### Written problem
Extract the listing below in full, unchanged.

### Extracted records
++++++++++

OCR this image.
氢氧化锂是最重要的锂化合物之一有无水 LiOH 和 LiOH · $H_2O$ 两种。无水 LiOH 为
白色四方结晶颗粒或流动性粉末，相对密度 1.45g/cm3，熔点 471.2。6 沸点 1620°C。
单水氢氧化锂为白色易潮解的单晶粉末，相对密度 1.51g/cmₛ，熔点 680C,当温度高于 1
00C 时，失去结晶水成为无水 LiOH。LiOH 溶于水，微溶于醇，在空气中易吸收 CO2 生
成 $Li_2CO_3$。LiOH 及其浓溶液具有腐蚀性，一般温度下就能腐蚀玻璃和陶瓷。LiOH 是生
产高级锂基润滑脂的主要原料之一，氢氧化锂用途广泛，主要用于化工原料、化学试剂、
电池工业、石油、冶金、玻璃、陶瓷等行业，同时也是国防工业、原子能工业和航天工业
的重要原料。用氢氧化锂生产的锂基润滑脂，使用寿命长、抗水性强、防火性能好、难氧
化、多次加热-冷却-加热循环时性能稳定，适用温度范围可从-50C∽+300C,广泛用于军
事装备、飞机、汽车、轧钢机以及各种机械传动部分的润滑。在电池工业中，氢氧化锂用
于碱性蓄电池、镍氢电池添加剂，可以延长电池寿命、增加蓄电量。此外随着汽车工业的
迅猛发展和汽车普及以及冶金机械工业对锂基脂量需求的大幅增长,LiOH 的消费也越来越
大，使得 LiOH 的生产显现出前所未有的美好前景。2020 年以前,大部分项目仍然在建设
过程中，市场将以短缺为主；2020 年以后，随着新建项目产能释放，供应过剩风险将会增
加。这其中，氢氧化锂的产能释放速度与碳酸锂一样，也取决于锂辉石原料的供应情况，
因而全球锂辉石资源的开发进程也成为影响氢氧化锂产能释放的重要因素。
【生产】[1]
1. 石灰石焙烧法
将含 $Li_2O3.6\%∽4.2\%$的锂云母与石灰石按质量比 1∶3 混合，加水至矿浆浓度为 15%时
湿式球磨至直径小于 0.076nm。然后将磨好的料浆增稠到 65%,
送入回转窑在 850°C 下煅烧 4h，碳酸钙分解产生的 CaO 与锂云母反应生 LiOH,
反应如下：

++++++++++

### Output for this task
OCR this image.
氢氧化锂是最重要的锂化合物之一有无水 LiOH 和 LiOH · $H_2O$ 两种。无水 LiOH 为
白色四方结晶颗粒或流动性粉末，相对密度 1.45g/cm3，熔点 471.2。6 沸点 1620°C。
单水氢氧化锂为白色易潮解的单晶粉末，相对密度 1.51g/cmₛ，熔点 680C,当温度高于 1
00C 时，失去结晶水成为无水 LiOH。LiOH 溶于水，微溶于醇，在空气中易吸收 CO2 生
成 $Li_2CO_3$。LiOH 及其浓溶液具有腐蚀性，一般温度下就能腐蚀玻璃和陶瓷。LiOH 是生
产高级锂基润滑脂的主要原料之一，氢氧化锂用途广泛，主要用于化工原料、化学试剂、
电池工业、石油、冶金、玻璃、陶瓷等行业，同时也是国防工业、原子能工业和航天工业
的重要原料。用氢氧化锂生产的锂基润滑脂，使用寿命长、抗水性强、防火性能好、难氧
化、多次加热-冷却-加热循环时性能稳定，适用温度范围可从-50C∽+300C,广泛用于军
事装备、飞机、汽车、轧钢机以及各种机械传动部分的润滑。在电池工业中，氢氧化锂用
于碱性蓄电池、镍氢电池添加剂，可以延长电池寿命、增加蓄电量。此外随着汽车工业的
迅猛发展和汽车普及以及冶金机械工业对锂基脂量需求的大幅增长,LiOH 的消费也越来越
大，使得 LiOH 的生产显现出前所未有的美好前景。2020 年以前,大部分项目仍然在建设
过程中，市场将以短缺为主；2020 年以后，随着新建项目产能释放，供应过剩风险将会增
加。这其中，氢氧化锂的产能释放速度与碳酸锂一样，也取决于锂辉石原料的供应情况，
因而全球锂辉石资源的开发进程也成为影响氢氧化锂产能释放的重要因素。
【生产】[1]
1. 石灰石焙烧法
将含 $Li_2O3.6\%∽4.2\%$的锂云母与石灰石按质量比 1∶3 混合，加水至矿浆浓度为 15%时
湿式球磨至直径小于 0.076nm。然后将磨好的料浆增稠到 65%,
送入回转窑在 850°C 下煅烧 4h，碳酸钙分解产生的 CaO 与锂云母反应生 LiOH,
反应如下：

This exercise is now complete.